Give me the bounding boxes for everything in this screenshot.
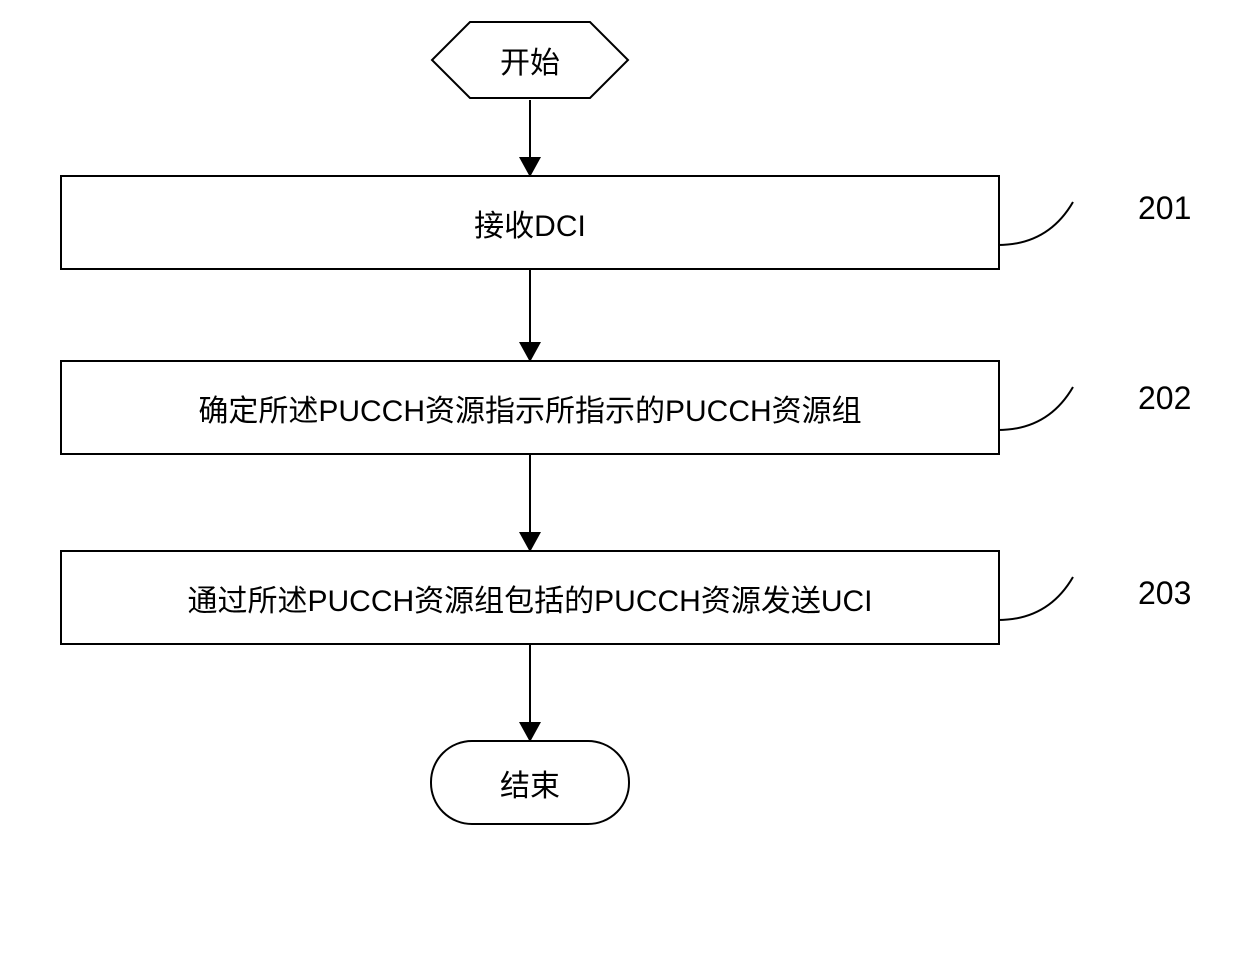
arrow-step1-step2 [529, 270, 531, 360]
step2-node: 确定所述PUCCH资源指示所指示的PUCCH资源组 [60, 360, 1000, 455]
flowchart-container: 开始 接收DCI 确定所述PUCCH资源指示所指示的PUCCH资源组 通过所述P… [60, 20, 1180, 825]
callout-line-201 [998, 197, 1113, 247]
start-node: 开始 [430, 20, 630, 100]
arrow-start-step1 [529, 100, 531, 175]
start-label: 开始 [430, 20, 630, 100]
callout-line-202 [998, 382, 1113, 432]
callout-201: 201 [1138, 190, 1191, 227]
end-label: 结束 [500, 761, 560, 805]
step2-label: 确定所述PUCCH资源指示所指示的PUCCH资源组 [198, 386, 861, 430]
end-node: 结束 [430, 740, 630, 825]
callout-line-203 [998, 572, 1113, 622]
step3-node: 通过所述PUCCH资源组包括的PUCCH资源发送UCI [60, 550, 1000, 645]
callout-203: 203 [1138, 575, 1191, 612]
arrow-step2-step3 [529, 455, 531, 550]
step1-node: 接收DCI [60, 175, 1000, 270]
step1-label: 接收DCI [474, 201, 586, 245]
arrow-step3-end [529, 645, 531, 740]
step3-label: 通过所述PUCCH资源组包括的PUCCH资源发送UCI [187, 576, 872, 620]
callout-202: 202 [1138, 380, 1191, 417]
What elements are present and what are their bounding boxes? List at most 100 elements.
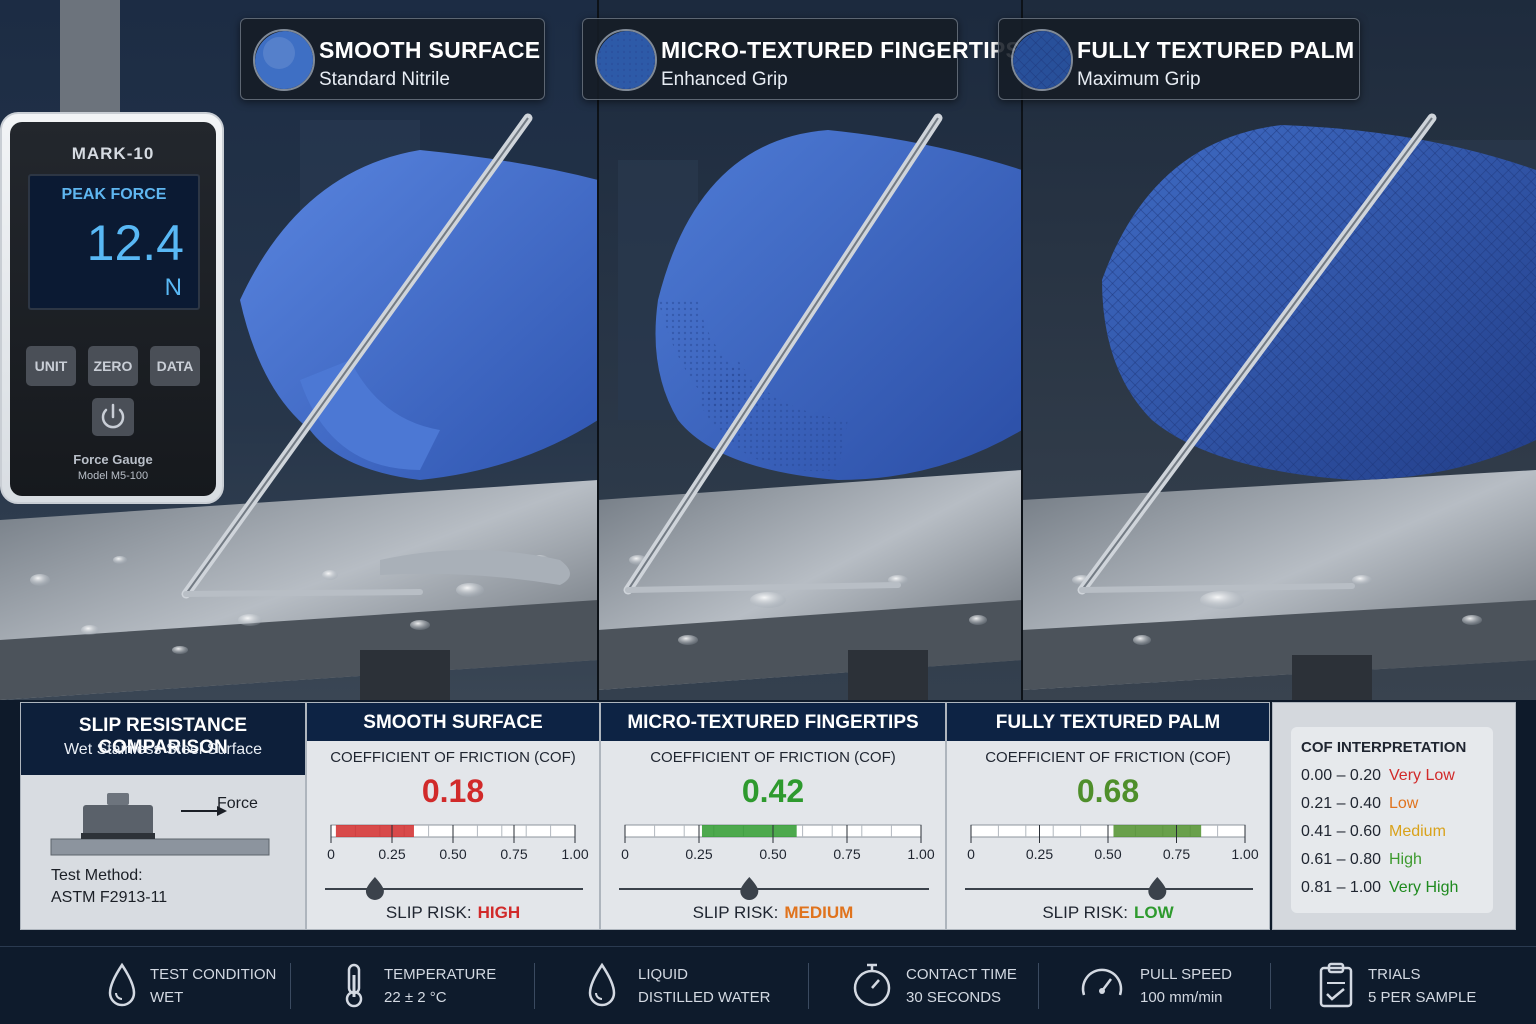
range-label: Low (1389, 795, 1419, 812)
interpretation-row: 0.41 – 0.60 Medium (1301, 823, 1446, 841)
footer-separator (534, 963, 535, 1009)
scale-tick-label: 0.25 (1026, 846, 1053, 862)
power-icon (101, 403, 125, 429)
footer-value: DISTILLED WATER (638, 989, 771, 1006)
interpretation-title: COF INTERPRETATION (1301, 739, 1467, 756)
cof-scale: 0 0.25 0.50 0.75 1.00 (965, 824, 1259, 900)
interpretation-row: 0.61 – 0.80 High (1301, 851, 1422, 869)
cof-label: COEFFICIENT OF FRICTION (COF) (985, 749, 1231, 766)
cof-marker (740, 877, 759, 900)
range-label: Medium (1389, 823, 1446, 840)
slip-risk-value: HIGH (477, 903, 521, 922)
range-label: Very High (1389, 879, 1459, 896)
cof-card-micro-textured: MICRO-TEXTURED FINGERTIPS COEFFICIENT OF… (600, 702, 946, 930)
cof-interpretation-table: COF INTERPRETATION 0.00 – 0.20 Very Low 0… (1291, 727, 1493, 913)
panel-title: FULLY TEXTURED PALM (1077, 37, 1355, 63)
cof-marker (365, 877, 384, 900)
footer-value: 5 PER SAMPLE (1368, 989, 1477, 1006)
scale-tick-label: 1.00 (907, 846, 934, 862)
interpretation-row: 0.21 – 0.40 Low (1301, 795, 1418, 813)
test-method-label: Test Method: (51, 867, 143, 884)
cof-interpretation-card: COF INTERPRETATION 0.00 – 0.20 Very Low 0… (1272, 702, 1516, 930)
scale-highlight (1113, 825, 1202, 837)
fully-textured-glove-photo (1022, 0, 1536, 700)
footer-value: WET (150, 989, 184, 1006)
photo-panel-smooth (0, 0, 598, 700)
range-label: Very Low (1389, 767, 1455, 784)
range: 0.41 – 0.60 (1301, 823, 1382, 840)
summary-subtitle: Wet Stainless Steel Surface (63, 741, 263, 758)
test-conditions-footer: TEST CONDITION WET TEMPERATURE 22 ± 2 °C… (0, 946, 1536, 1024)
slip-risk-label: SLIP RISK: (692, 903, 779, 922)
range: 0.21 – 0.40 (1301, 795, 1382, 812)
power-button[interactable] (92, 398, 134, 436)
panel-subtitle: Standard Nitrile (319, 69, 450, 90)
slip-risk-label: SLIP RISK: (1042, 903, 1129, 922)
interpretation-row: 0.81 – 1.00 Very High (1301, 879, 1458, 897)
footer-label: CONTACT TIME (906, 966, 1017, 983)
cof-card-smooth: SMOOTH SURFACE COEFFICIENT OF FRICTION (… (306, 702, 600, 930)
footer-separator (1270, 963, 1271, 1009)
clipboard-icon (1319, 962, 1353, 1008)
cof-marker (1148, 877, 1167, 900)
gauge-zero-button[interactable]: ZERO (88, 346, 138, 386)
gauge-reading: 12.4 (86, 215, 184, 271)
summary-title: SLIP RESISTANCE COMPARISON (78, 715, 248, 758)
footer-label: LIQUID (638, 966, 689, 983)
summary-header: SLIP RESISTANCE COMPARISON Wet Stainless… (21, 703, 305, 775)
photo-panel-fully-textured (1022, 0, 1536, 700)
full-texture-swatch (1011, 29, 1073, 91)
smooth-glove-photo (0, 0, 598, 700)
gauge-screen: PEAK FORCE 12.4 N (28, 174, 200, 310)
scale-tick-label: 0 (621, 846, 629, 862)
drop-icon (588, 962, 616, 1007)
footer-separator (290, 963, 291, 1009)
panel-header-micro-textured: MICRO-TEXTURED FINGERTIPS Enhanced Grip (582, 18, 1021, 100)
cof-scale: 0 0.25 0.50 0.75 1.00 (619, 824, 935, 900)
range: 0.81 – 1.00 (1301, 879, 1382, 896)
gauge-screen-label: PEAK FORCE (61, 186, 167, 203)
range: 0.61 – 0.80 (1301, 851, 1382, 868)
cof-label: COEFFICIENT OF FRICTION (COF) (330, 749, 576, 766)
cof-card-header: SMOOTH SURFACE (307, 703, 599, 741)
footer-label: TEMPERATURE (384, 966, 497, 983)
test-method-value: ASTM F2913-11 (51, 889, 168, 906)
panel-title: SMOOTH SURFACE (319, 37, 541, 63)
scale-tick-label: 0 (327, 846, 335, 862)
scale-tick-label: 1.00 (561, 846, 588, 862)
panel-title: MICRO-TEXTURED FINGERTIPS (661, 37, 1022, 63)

Short problem
Reproduce all of the records above word for word, leaving out the pictures.

Output
Give me the bounding boxes for everything in this screenshot.
arrow-step1-step2 [529, 270, 531, 360]
step2-node: 确定所述PUCCH资源指示所指示的PUCCH资源组 [60, 360, 1000, 455]
flowchart-container: 开始 接收DCI 确定所述PUCCH资源指示所指示的PUCCH资源组 通过所述P… [60, 20, 1180, 825]
callout-line-201 [998, 197, 1113, 247]
start-node: 开始 [430, 20, 630, 100]
arrow-start-step1 [529, 100, 531, 175]
start-label: 开始 [430, 20, 630, 100]
callout-line-202 [998, 382, 1113, 432]
callout-201: 201 [1138, 190, 1191, 227]
end-label: 结束 [500, 761, 560, 805]
step2-label: 确定所述PUCCH资源指示所指示的PUCCH资源组 [198, 386, 861, 430]
end-node: 结束 [430, 740, 630, 825]
callout-line-203 [998, 572, 1113, 622]
step3-node: 通过所述PUCCH资源组包括的PUCCH资源发送UCI [60, 550, 1000, 645]
callout-203: 203 [1138, 575, 1191, 612]
arrow-step2-step3 [529, 455, 531, 550]
step1-node: 接收DCI [60, 175, 1000, 270]
step1-label: 接收DCI [474, 201, 586, 245]
arrow-step3-end [529, 645, 531, 740]
step3-label: 通过所述PUCCH资源组包括的PUCCH资源发送UCI [187, 576, 872, 620]
callout-202: 202 [1138, 380, 1191, 417]
What elements are present and what are their bounding boxes? List at most 100 elements.
range-label: Low (1389, 795, 1419, 812)
interpretation-row: 0.41 – 0.60 Medium (1301, 823, 1446, 841)
footer-separator (534, 963, 535, 1009)
scale-tick-label: 0.25 (1026, 846, 1053, 862)
power-icon (101, 403, 125, 429)
footer-value: DISTILLED WATER (638, 989, 771, 1006)
interpretation-title: COF INTERPRETATION (1301, 739, 1467, 756)
cof-scale: 0 0.25 0.50 0.75 1.00 (965, 824, 1259, 900)
interpretation-row: 0.61 – 0.80 High (1301, 851, 1422, 869)
cof-label: COEFFICIENT OF FRICTION (COF) (985, 749, 1231, 766)
cof-marker (740, 877, 759, 900)
range-label: Medium (1389, 823, 1446, 840)
slip-risk-value: HIGH (477, 903, 521, 922)
range-label: Very High (1389, 879, 1459, 896)
cof-card-micro-textured: MICRO-TEXTURED FINGERTIPS COEFFICIENT OF… (600, 702, 946, 930)
cof-interpretation-table: COF INTERPRETATION 0.00 – 0.20 Very Low 0… (1291, 727, 1493, 913)
panel-title: FULLY TEXTURED PALM (1077, 37, 1355, 63)
cof-marker (365, 877, 384, 900)
footer-value: 5 PER SAMPLE (1368, 989, 1477, 1006)
scale-tick-label: 1.00 (907, 846, 934, 862)
interpretation-row: 0.21 – 0.40 Low (1301, 795, 1418, 813)
test-method-label: Test Method: (51, 867, 143, 884)
cof-interpretation-card: COF INTERPRETATION 0.00 – 0.20 Very Low 0… (1272, 702, 1516, 930)
scale-highlight (1113, 825, 1202, 837)
fully-textured-glove-photo (1022, 0, 1536, 700)
footer-value: WET (150, 989, 184, 1006)
photo-panel-smooth (0, 0, 598, 700)
range-label: Very Low (1389, 767, 1455, 784)
range: 0.41 – 0.60 (1301, 823, 1382, 840)
summary-subtitle: Wet Stainless Steel Surface (63, 741, 263, 758)
test-conditions-footer: TEST CONDITION WET TEMPERATURE 22 ± 2 °C… (0, 946, 1536, 1024)
slip-risk-label: SLIP RISK: (692, 903, 779, 922)
range: 0.21 – 0.40 (1301, 795, 1382, 812)
power-button[interactable] (92, 398, 134, 436)
panel-subtitle: Standard Nitrile (319, 69, 450, 90)
slip-risk-label: SLIP RISK: (1042, 903, 1129, 922)
interpretation-row: 0.81 – 1.00 Very High (1301, 879, 1458, 897)
footer-label: CONTACT TIME (906, 966, 1017, 983)
cof-card-smooth: SMOOTH SURFACE COEFFICIENT OF FRICTION (… (306, 702, 600, 930)
footer-separator (1270, 963, 1271, 1009)
clipboard-icon (1319, 962, 1353, 1008)
cof-marker (1148, 877, 1167, 900)
gauge-zero-button[interactable]: ZERO (88, 346, 138, 386)
gauge-reading: 12.4 (86, 215, 184, 271)
summary-title: SLIP RESISTANCE COMPARISON (78, 715, 248, 758)
footer-label: LIQUID (638, 966, 689, 983)
summary-header: SLIP RESISTANCE COMPARISON Wet Stainless… (21, 703, 305, 775)
photo-panel-fully-textured (1022, 0, 1536, 700)
full-texture-swatch (1011, 29, 1073, 91)
smooth-glove-photo (0, 0, 598, 700)
gauge-screen: PEAK FORCE 12.4 N (28, 174, 200, 310)
scale-tick-label: 0 (621, 846, 629, 862)
drop-icon (588, 962, 616, 1007)
footer-separator (290, 963, 291, 1009)
panel-header-micro-textured: MICRO-TEXTURED FINGERTIPS Enhanced Grip (582, 18, 1021, 100)
cof-scale: 0 0.25 0.50 0.75 1.00 (619, 824, 935, 900)
range: 0.81 – 1.00 (1301, 879, 1382, 896)
gauge-screen-label: PEAK FORCE (61, 186, 167, 203)
range: 0.61 – 0.80 (1301, 851, 1382, 868)
cof-label: COEFFICIENT OF FRICTION (COF) (330, 749, 576, 766)
cof-card-header: SMOOTH SURFACE (307, 703, 599, 741)
footer-label: TEMPERATURE (384, 966, 497, 983)
test-method-value: ASTM F2913-11 (51, 889, 168, 906)
panel-title: SMOOTH SURFACE (319, 37, 541, 63)
scale-tick-label: 0 (327, 846, 335, 862)
scale-tick-label: 1.00 (561, 846, 588, 862)
panel-title: MICRO-TEXTURED FINGERTIPS (661, 37, 1022, 63)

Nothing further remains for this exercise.